— TASK TO CARRY OUT —
Copy out every line exactly as given.

══ DATA SECTION

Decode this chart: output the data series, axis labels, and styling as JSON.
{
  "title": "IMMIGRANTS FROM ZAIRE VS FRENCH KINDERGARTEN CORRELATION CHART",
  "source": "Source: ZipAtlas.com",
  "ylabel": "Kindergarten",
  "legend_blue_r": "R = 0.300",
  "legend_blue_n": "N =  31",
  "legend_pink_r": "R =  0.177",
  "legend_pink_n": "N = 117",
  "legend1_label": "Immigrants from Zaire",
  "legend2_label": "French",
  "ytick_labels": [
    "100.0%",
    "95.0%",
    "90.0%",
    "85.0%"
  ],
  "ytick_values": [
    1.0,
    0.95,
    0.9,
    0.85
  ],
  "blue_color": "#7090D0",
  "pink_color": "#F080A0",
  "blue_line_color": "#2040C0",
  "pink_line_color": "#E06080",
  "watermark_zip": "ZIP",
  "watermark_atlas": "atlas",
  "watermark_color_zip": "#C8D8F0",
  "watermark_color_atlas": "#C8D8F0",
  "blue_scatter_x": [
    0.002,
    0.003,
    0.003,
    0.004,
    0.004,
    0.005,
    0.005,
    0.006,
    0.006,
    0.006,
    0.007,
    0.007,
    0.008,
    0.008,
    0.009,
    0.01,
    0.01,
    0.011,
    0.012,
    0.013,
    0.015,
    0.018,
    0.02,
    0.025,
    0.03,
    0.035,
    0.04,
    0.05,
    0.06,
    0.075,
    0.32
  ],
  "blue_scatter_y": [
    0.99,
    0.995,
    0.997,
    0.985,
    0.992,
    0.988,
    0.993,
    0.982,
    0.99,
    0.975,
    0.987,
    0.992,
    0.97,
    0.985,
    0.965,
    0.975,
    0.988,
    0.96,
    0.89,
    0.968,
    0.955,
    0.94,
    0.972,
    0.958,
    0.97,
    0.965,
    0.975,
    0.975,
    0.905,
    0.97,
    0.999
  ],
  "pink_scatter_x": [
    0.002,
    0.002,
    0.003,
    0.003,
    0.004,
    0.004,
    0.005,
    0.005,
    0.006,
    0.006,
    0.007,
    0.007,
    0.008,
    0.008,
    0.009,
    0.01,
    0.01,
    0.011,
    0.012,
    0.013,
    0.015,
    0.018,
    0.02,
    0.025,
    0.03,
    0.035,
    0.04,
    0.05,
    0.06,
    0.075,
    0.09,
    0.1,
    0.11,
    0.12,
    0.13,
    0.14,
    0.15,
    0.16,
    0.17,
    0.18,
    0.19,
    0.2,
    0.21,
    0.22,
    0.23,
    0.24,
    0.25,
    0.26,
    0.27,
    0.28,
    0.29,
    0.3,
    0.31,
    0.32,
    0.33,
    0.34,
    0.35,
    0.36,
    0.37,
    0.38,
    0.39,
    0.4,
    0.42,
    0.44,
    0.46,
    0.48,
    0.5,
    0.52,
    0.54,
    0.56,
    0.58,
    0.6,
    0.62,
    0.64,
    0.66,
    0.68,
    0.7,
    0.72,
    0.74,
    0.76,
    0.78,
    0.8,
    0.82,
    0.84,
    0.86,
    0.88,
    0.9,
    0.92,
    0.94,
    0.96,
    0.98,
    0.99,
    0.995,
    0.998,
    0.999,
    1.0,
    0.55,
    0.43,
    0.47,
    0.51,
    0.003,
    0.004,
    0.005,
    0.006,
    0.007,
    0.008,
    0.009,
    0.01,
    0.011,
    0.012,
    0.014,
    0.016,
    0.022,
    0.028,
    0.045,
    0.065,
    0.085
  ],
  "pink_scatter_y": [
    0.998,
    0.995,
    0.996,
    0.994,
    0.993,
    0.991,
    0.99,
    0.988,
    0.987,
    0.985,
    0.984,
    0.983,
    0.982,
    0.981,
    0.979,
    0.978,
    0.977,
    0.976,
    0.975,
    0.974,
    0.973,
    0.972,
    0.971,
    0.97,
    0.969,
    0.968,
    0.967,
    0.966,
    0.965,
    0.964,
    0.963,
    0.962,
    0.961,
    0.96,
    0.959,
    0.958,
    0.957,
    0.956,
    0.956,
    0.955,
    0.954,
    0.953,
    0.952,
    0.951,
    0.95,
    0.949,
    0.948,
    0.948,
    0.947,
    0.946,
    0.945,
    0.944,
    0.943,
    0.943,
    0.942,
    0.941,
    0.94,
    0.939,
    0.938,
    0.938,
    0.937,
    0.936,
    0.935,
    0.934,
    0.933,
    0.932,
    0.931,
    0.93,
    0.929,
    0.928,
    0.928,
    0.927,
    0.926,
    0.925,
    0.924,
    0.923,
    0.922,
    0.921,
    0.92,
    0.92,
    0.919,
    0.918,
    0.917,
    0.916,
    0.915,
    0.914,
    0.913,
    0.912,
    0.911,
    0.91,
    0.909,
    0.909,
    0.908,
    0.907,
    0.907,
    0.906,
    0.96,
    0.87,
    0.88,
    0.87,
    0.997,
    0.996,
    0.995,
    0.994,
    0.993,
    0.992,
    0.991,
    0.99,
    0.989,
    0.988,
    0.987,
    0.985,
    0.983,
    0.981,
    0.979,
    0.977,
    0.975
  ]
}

════

— TASK OUTPUT —
Decode this chart: output the data series, axis labels, and styling as JSON.
{
  "title": "IMMIGRANTS FROM ZAIRE VS FRENCH KINDERGARTEN CORRELATION CHART",
  "source": "Source: ZipAtlas.com",
  "ylabel": "Kindergarten",
  "legend_blue_r": "R = 0.300",
  "legend_blue_n": "N =  31",
  "legend_pink_r": "R =  0.177",
  "legend_pink_n": "N = 117",
  "legend1_label": "Immigrants from Zaire",
  "legend2_label": "French",
  "ytick_labels": [
    "100.0%",
    "95.0%",
    "90.0%",
    "85.0%"
  ],
  "ytick_values": [
    1.0,
    0.95,
    0.9,
    0.85
  ],
  "blue_color": "#7090D0",
  "pink_color": "#F080A0",
  "blue_line_color": "#2040C0",
  "pink_line_color": "#E06080",
  "watermark_zip": "ZIP",
  "watermark_atlas": "atlas",
  "watermark_color_zip": "#C8D8F0",
  "watermark_color_atlas": "#C8D8F0",
  "blue_scatter_x": [
    0.002,
    0.003,
    0.003,
    0.004,
    0.004,
    0.005,
    0.005,
    0.006,
    0.006,
    0.006,
    0.007,
    0.007,
    0.008,
    0.008,
    0.009,
    0.01,
    0.01,
    0.011,
    0.012,
    0.013,
    0.015,
    0.018,
    0.02,
    0.025,
    0.03,
    0.035,
    0.04,
    0.05,
    0.06,
    0.075,
    0.32
  ],
  "blue_scatter_y": [
    0.99,
    0.995,
    0.997,
    0.985,
    0.992,
    0.988,
    0.993,
    0.982,
    0.99,
    0.975,
    0.987,
    0.992,
    0.97,
    0.985,
    0.965,
    0.975,
    0.988,
    0.96,
    0.89,
    0.968,
    0.955,
    0.94,
    0.972,
    0.958,
    0.97,
    0.965,
    0.975,
    0.975,
    0.905,
    0.97,
    0.999
  ],
  "pink_scatter_x": [
    0.002,
    0.002,
    0.003,
    0.003,
    0.004,
    0.004,
    0.005,
    0.005,
    0.006,
    0.006,
    0.007,
    0.007,
    0.008,
    0.008,
    0.009,
    0.01,
    0.01,
    0.011,
    0.012,
    0.013,
    0.015,
    0.018,
    0.02,
    0.025,
    0.03,
    0.035,
    0.04,
    0.05,
    0.06,
    0.075,
    0.09,
    0.1,
    0.11,
    0.12,
    0.13,
    0.14,
    0.15,
    0.16,
    0.17,
    0.18,
    0.19,
    0.2,
    0.21,
    0.22,
    0.23,
    0.24,
    0.25,
    0.26,
    0.27,
    0.28,
    0.29,
    0.3,
    0.31,
    0.32,
    0.33,
    0.34,
    0.35,
    0.36,
    0.37,
    0.38,
    0.39,
    0.4,
    0.42,
    0.44,
    0.46,
    0.48,
    0.5,
    0.52,
    0.54,
    0.56,
    0.58,
    0.6,
    0.62,
    0.64,
    0.66,
    0.68,
    0.7,
    0.72,
    0.74,
    0.76,
    0.78,
    0.8,
    0.82,
    0.84,
    0.86,
    0.88,
    0.9,
    0.92,
    0.94,
    0.96,
    0.98,
    0.99,
    0.995,
    0.998,
    0.999,
    1.0,
    0.55,
    0.43,
    0.47,
    0.51,
    0.003,
    0.004,
    0.005,
    0.006,
    0.007,
    0.008,
    0.009,
    0.01,
    0.011,
    0.012,
    0.014,
    0.016,
    0.022,
    0.028,
    0.045,
    0.065,
    0.085
  ],
  "pink_scatter_y": [
    0.998,
    0.995,
    0.996,
    0.994,
    0.993,
    0.991,
    0.99,
    0.988,
    0.987,
    0.985,
    0.984,
    0.983,
    0.982,
    0.981,
    0.979,
    0.978,
    0.977,
    0.976,
    0.975,
    0.974,
    0.973,
    0.972,
    0.971,
    0.97,
    0.969,
    0.968,
    0.967,
    0.966,
    0.965,
    0.964,
    0.963,
    0.962,
    0.961,
    0.96,
    0.959,
    0.958,
    0.957,
    0.956,
    0.956,
    0.955,
    0.954,
    0.953,
    0.952,
    0.951,
    0.95,
    0.949,
    0.948,
    0.948,
    0.947,
    0.946,
    0.945,
    0.944,
    0.943,
    0.943,
    0.942,
    0.941,
    0.94,
    0.939,
    0.938,
    0.938,
    0.937,
    0.936,
    0.935,
    0.934,
    0.933,
    0.932,
    0.931,
    0.93,
    0.929,
    0.928,
    0.928,
    0.927,
    0.926,
    0.925,
    0.924,
    0.923,
    0.922,
    0.921,
    0.92,
    0.92,
    0.919,
    0.918,
    0.917,
    0.916,
    0.915,
    0.914,
    0.913,
    0.912,
    0.911,
    0.91,
    0.909,
    0.909,
    0.908,
    0.907,
    0.907,
    0.906,
    0.96,
    0.87,
    0.88,
    0.87,
    0.997,
    0.996,
    0.995,
    0.994,
    0.993,
    0.992,
    0.991,
    0.99,
    0.989,
    0.988,
    0.987,
    0.985,
    0.983,
    0.981,
    0.979,
    0.977,
    0.975
  ]
}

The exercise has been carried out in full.